**What to produce:** Copy each line of the listing below exactly.

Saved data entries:

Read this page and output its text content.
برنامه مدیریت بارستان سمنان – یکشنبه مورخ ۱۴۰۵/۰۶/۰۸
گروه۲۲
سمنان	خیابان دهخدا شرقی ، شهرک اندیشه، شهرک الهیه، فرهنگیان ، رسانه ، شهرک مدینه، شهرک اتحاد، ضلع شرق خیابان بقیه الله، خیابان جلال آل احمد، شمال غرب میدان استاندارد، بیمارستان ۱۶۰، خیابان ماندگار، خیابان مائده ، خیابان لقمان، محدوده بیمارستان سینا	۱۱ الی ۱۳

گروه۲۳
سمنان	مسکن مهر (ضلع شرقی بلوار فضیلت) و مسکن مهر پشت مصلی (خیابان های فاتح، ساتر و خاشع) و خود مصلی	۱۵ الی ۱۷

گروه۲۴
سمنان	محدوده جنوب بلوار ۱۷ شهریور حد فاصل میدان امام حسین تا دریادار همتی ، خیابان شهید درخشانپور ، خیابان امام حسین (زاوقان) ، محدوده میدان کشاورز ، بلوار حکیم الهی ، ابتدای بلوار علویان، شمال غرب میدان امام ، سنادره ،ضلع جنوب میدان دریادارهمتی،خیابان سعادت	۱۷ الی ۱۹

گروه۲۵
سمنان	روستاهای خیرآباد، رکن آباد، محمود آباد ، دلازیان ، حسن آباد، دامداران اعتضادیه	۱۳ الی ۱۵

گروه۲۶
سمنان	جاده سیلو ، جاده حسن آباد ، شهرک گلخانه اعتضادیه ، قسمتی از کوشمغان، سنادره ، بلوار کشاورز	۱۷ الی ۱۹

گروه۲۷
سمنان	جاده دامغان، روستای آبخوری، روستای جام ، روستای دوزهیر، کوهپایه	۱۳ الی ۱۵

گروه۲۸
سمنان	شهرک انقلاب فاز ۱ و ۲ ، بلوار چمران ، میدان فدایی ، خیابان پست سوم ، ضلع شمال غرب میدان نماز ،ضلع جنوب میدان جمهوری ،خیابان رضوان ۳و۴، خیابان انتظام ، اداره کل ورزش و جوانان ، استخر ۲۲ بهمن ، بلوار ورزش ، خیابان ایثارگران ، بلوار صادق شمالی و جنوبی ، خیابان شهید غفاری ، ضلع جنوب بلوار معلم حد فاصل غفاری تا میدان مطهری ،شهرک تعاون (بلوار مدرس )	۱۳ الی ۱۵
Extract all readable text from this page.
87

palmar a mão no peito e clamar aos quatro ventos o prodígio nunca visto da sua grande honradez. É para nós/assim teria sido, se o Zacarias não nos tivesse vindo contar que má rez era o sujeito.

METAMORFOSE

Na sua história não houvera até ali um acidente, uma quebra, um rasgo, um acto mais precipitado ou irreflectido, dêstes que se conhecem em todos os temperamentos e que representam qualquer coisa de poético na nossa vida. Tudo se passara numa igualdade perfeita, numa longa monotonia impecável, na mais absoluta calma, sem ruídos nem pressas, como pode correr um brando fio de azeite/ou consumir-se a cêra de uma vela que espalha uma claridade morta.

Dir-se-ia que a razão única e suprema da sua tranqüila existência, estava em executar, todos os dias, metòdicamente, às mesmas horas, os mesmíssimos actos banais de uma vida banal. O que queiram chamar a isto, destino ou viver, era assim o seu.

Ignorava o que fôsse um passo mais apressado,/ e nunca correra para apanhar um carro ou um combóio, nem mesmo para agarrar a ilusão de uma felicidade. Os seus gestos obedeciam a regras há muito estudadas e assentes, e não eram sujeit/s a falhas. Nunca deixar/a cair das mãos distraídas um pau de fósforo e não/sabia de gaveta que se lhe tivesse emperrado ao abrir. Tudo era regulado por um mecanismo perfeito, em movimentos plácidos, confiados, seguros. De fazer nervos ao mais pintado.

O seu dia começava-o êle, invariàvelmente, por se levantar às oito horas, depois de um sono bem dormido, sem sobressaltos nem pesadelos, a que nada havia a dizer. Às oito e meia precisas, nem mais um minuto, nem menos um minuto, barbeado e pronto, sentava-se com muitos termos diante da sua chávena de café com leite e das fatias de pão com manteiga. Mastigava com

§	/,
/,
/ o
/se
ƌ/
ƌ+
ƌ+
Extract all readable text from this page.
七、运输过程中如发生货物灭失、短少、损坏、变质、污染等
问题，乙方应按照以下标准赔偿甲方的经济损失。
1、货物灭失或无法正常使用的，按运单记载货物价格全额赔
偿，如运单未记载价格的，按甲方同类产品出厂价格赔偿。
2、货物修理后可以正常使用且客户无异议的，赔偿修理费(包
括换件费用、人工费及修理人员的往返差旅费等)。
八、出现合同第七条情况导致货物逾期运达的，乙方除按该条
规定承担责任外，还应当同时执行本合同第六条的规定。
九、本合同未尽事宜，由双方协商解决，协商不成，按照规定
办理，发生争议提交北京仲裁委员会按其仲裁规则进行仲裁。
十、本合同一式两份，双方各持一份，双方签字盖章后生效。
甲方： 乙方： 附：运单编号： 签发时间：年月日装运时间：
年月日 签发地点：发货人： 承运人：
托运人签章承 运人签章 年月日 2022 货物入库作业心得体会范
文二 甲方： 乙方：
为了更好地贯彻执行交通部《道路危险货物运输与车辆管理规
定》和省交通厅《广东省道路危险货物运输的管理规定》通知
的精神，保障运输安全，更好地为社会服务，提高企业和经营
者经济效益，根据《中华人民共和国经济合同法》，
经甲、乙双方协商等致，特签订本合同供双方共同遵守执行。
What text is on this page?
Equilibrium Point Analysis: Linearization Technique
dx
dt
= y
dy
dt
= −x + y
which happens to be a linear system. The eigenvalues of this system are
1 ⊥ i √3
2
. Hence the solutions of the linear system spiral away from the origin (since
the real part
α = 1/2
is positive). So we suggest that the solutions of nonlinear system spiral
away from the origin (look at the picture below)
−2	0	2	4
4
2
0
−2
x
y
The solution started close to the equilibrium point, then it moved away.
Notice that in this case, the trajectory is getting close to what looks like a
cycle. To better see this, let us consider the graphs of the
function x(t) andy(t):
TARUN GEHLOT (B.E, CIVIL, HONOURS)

**Result of the task:**
Read this page and output its text content.
برنامه مدیریت بارستان سمنان – یکشنبه مورخ ۱۴۰۵/۰۶/۰۸
گروه۲۲
سمنان	خیابان دهخدا شرقی ، شهرک اندیشه، شهرک الهیه، فرهنگیان ، رسانه ، شهرک مدینه، شهرک اتحاد، ضلع شرق خیابان بقیه الله، خیابان جلال آل احمد، شمال غرب میدان استاندارد، بیمارستان ۱۶۰، خیابان ماندگار، خیابان مائده ، خیابان لقمان، محدوده بیمارستان سینا	۱۱ الی ۱۳

گروه۲۳
سمنان	مسکن مهر (ضلع شرقی بلوار فضیلت) و مسکن مهر پشت مصلی (خیابان های فاتح، ساتر و خاشع) و خود مصلی	۱۵ الی ۱۷

گروه۲۴
سمنان	محدوده جنوب بلوار ۱۷ شهریور حد فاصل میدان امام حسین تا دریادار همتی ، خیابان شهید درخشانپور ، خیابان امام حسین (زاوقان) ، محدوده میدان کشاورز ، بلوار حکیم الهی ، ابتدای بلوار علویان، شمال غرب میدان امام ، سنادره ،ضلع جنوب میدان دریادارهمتی،خیابان سعادت	۱۷ الی ۱۹

گروه۲۵
سمنان	روستاهای خیرآباد، رکن آباد، محمود آباد ، دلازیان ، حسن آباد، دامداران اعتضادیه	۱۳ الی ۱۵

گروه۲۶
سمنان	جاده سیلو ، جاده حسن آباد ، شهرک گلخانه اعتضادیه ، قسمتی از کوشمغان، سنادره ، بلوار کشاورز	۱۷ الی ۱۹

گروه۲۷
سمنان	جاده دامغان، روستای آبخوری، روستای جام ، روستای دوزهیر، کوهپایه	۱۳ الی ۱۵

گروه۲۸
سمنان	شهرک انقلاب فاز ۱ و ۲ ، بلوار چمران ، میدان فدایی ، خیابان پست سوم ، ضلع شمال غرب میدان نماز ،ضلع جنوب میدان جمهوری ،خیابان رضوان ۳و۴، خیابان انتظام ، اداره کل ورزش و جوانان ، استخر ۲۲ بهمن ، بلوار ورزش ، خیابان ایثارگران ، بلوار صادق شمالی و جنوبی ، خیابان شهید غفاری ، ضلع جنوب بلوار معلم حد فاصل غفاری تا میدان مطهری ،شهرک تعاون (بلوار مدرس )	۱۳ الی ۱۵
Extract all readable text from this page.
87

palmar a mão no peito e clamar aos quatro ventos o prodígio nunca visto da sua grande honradez. É para nós/assim teria sido, se o Zacarias não nos tivesse vindo contar que má rez era o sujeito.

METAMORFOSE

Na sua história não houvera até ali um acidente, uma quebra, um rasgo, um acto mais precipitado ou irreflectido, dêstes que se conhecem em todos os temperamentos e que representam qualquer coisa de poético na nossa vida. Tudo se passara numa igualdade perfeita, numa longa monotonia impecável, na mais absoluta calma, sem ruídos nem pressas, como pode correr um brando fio de azeite/ou consumir-se a cêra de uma vela que espalha uma claridade morta.

Dir-se-ia que a razão única e suprema da sua tranqüila existência, estava em executar, todos os dias, metòdicamente, às mesmas horas, os mesmíssimos actos banais de uma vida banal. O que queiram chamar a isto, destino ou viver, era assim o seu.

Ignorava o que fôsse um passo mais apressado,/ e nunca correra para apanhar um carro ou um combóio, nem mesmo para agarrar a ilusão de uma felicidade. Os seus gestos obedeciam a regras há muito estudadas e assentes, e não eram sujeit/s a falhas. Nunca deixar/a cair das mãos distraídas um pau de fósforo e não/sabia de gaveta que se lhe tivesse emperrado ao abrir. Tudo era regulado por um mecanismo perfeito, em movimentos plácidos, confiados, seguros. De fazer nervos ao mais pintado.

O seu dia começava-o êle, invariàvelmente, por se levantar às oito horas, depois de um sono bem dormido, sem sobressaltos nem pesadelos, a que nada havia a dizer. Às oito e meia precisas, nem mais um minuto, nem menos um minuto, barbeado e pronto, sentava-se com muitos termos diante da sua chávena de café com leite e das fatias de pão com manteiga. Mastigava com

§	/,
/,
/ o
/se
ƌ/
ƌ+
ƌ+
Extract all readable text from this page.
七、运输过程中如发生货物灭失、短少、损坏、变质、污染等
问题，乙方应按照以下标准赔偿甲方的经济损失。
1、货物灭失或无法正常使用的，按运单记载货物价格全额赔
偿，如运单未记载价格的，按甲方同类产品出厂价格赔偿。
2、货物修理后可以正常使用且客户无异议的，赔偿修理费(包
括换件费用、人工费及修理人员的往返差旅费等)。
八、出现合同第七条情况导致货物逾期运达的，乙方除按该条
规定承担责任外，还应当同时执行本合同第六条的规定。
九、本合同未尽事宜，由双方协商解决，协商不成，按照规定
办理，发生争议提交北京仲裁委员会按其仲裁规则进行仲裁。
十、本合同一式两份，双方各持一份，双方签字盖章后生效。
甲方： 乙方： 附：运单编号： 签发时间：年月日装运时间：
年月日 签发地点：发货人： 承运人：
托运人签章承 运人签章 年月日 2022 货物入库作业心得体会范
文二 甲方： 乙方：
为了更好地贯彻执行交通部《道路危险货物运输与车辆管理规
定》和省交通厅《广东省道路危险货物运输的管理规定》通知
的精神，保障运输安全，更好地为社会服务，提高企业和经营
者经济效益，根据《中华人民共和国经济合同法》，
经甲、乙双方协商等致，特签订本合同供双方共同遵守执行。
What text is on this page?
Equilibrium Point Analysis: Linearization Technique
dx
dt
= y
dy
dt
= −x + y
which happens to be a linear system. The eigenvalues of this system are
1 ⊥ i √3
2
. Hence the solutions of the linear system spiral away from the origin (since
the real part
α = 1/2
is positive). So we suggest that the solutions of nonlinear system spiral
away from the origin (look at the picture below)
−2	0	2	4
4
2
0
−2
x
y
The solution started close to the equilibrium point, then it moved away.
Notice that in this case, the trajectory is getting close to what looks like a
cycle. To better see this, let us consider the graphs of the
function x(t) andy(t):
TARUN GEHLOT (B.E, CIVIL, HONOURS)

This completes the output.